Exercise materials:
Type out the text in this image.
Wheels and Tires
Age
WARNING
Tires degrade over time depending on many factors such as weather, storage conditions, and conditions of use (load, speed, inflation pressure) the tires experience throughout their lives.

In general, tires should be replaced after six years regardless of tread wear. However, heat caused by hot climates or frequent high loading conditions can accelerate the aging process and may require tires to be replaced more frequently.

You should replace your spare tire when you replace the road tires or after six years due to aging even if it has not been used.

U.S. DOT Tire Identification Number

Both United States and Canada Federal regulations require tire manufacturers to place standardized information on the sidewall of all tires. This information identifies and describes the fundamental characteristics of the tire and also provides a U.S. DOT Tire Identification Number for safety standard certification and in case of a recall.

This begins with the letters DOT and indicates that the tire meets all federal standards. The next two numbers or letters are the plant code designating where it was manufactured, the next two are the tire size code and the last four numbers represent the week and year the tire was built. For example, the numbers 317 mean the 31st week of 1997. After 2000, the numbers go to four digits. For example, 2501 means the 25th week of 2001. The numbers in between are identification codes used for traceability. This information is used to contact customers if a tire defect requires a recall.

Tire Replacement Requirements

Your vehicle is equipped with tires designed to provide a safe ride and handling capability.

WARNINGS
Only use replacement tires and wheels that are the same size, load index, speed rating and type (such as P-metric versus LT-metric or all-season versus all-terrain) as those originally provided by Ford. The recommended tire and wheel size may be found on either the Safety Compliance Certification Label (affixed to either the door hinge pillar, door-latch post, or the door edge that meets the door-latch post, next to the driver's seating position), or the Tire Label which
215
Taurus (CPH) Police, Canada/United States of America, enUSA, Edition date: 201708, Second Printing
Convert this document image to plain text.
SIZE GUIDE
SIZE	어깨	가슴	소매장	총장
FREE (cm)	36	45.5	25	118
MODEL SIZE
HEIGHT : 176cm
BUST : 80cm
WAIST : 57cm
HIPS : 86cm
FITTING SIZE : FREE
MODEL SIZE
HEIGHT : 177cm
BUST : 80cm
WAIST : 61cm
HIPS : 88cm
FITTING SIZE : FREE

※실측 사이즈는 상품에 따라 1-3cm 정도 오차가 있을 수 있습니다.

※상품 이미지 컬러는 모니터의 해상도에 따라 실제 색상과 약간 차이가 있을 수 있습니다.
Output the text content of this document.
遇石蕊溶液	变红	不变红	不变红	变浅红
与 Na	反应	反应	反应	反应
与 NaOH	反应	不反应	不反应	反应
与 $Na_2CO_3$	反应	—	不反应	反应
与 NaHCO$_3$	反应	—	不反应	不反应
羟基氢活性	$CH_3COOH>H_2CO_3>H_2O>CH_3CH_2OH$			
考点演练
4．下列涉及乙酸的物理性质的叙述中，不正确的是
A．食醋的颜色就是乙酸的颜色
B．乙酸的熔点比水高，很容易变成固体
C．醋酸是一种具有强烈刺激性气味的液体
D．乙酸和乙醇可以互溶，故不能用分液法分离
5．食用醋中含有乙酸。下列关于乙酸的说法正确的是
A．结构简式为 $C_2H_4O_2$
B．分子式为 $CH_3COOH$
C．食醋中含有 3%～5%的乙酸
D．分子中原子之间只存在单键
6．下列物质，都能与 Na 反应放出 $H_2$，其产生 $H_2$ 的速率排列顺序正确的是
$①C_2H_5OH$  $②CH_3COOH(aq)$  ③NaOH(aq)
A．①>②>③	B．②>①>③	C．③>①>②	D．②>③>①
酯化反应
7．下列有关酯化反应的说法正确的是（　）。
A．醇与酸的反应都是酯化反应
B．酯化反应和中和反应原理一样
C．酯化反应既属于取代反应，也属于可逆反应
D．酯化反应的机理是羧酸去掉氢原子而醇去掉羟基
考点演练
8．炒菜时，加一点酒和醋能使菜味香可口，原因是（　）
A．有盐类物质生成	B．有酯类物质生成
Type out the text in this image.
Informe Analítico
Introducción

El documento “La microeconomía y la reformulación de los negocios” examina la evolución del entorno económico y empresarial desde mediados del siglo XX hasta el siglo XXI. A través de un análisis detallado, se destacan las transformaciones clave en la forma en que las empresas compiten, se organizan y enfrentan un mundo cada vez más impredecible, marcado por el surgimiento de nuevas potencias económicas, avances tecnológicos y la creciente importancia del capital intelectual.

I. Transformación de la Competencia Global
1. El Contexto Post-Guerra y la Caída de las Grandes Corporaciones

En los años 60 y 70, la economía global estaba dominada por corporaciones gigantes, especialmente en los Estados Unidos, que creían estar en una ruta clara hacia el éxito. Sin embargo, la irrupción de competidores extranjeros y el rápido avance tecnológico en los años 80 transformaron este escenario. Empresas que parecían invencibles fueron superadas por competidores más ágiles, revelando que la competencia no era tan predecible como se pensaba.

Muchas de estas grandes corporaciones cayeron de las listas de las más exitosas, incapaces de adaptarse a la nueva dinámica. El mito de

Goal:
Using the entries above, please restate each one word for word.

Solution to this exercise:
Type out the text in this image.
Wheels and Tires
Age
WARNING
Tires degrade over time depending on many factors such as weather, storage conditions, and conditions of use (load, speed, inflation pressure) the tires experience throughout their lives.

In general, tires should be replaced after six years regardless of tread wear. However, heat caused by hot climates or frequent high loading conditions can accelerate the aging process and may require tires to be replaced more frequently.

You should replace your spare tire when you replace the road tires or after six years due to aging even if it has not been used.

U.S. DOT Tire Identification Number

Both United States and Canada Federal regulations require tire manufacturers to place standardized information on the sidewall of all tires. This information identifies and describes the fundamental characteristics of the tire and also provides a U.S. DOT Tire Identification Number for safety standard certification and in case of a recall.

This begins with the letters DOT and indicates that the tire meets all federal standards. The next two numbers or letters are the plant code designating where it was manufactured, the next two are the tire size code and the last four numbers represent the week and year the tire was built. For example, the numbers 317 mean the 31st week of 1997. After 2000, the numbers go to four digits. For example, 2501 means the 25th week of 2001. The numbers in between are identification codes used for traceability. This information is used to contact customers if a tire defect requires a recall.

Tire Replacement Requirements

Your vehicle is equipped with tires designed to provide a safe ride and handling capability.

WARNINGS
Only use replacement tires and wheels that are the same size, load index, speed rating and type (such as P-metric versus LT-metric or all-season versus all-terrain) as those originally provided by Ford. The recommended tire and wheel size may be found on either the Safety Compliance Certification Label (affixed to either the door hinge pillar, door-latch post, or the door edge that meets the door-latch post, next to the driver's seating position), or the Tire Label which
215
Taurus (CPH) Police, Canada/United States of America, enUSA, Edition date: 201708, Second Printing
Convert this document image to plain text.
SIZE GUIDE
SIZE	어깨	가슴	소매장	총장
FREE (cm)	36	45.5	25	118
MODEL SIZE
HEIGHT : 176cm
BUST : 80cm
WAIST : 57cm
HIPS : 86cm
FITTING SIZE : FREE
MODEL SIZE
HEIGHT : 177cm
BUST : 80cm
WAIST : 61cm
HIPS : 88cm
FITTING SIZE : FREE

※실측 사이즈는 상품에 따라 1-3cm 정도 오차가 있을 수 있습니다.

※상품 이미지 컬러는 모니터의 해상도에 따라 실제 색상과 약간 차이가 있을 수 있습니다.
Output the text content of this document.
遇石蕊溶液	变红	不变红	不变红	变浅红
与 Na	反应	反应	反应	反应
与 NaOH	反应	不反应	不反应	反应
与 $Na_2CO_3$	反应	—	不反应	反应
与 NaHCO$_3$	反应	—	不反应	不反应
羟基氢活性	$CH_3COOH>H_2CO_3>H_2O>CH_3CH_2OH$			
考点演练
4．下列涉及乙酸的物理性质的叙述中，不正确的是
A．食醋的颜色就是乙酸的颜色
B．乙酸的熔点比水高，很容易变成固体
C．醋酸是一种具有强烈刺激性气味的液体
D．乙酸和乙醇可以互溶，故不能用分液法分离
5．食用醋中含有乙酸。下列关于乙酸的说法正确的是
A．结构简式为 $C_2H_4O_2$
B．分子式为 $CH_3COOH$
C．食醋中含有 3%～5%的乙酸
D．分子中原子之间只存在单键
6．下列物质，都能与 Na 反应放出 $H_2$，其产生 $H_2$ 的速率排列顺序正确的是
$①C_2H_5OH$  $②CH_3COOH(aq)$  ③NaOH(aq)
A．①>②>③	B．②>①>③	C．③>①>②	D．②>③>①
酯化反应
7．下列有关酯化反应的说法正确的是（　）。
A．醇与酸的反应都是酯化反应
B．酯化反应和中和反应原理一样
C．酯化反应既属于取代反应，也属于可逆反应
D．酯化反应的机理是羧酸去掉氢原子而醇去掉羟基
考点演练
8．炒菜时，加一点酒和醋能使菜味香可口，原因是（　）
A．有盐类物质生成	B．有酯类物质生成
Type out the text in this image.
Informe Analítico
Introducción

El documento “La microeconomía y la reformulación de los negocios” examina la evolución del entorno económico y empresarial desde mediados del siglo XX hasta el siglo XXI. A través de un análisis detallado, se destacan las transformaciones clave en la forma en que las empresas compiten, se organizan y enfrentan un mundo cada vez más impredecible, marcado por el surgimiento de nuevas potencias económicas, avances tecnológicos y la creciente importancia del capital intelectual.

I. Transformación de la Competencia Global
1. El Contexto Post-Guerra y la Caída de las Grandes Corporaciones

En los años 60 y 70, la economía global estaba dominada por corporaciones gigantes, especialmente en los Estados Unidos, que creían estar en una ruta clara hacia el éxito. Sin embargo, la irrupción de competidores extranjeros y el rápido avance tecnológico en los años 80 transformaron este escenario. Empresas que parecían invencibles fueron superadas por competidores más ágiles, revelando que la competencia no era tan predecible como se pensaba.

Muchas de estas grandes corporaciones cayeron de las listas de las más exitosas, incapaces de adaptarse a la nueva dinámica. El mito de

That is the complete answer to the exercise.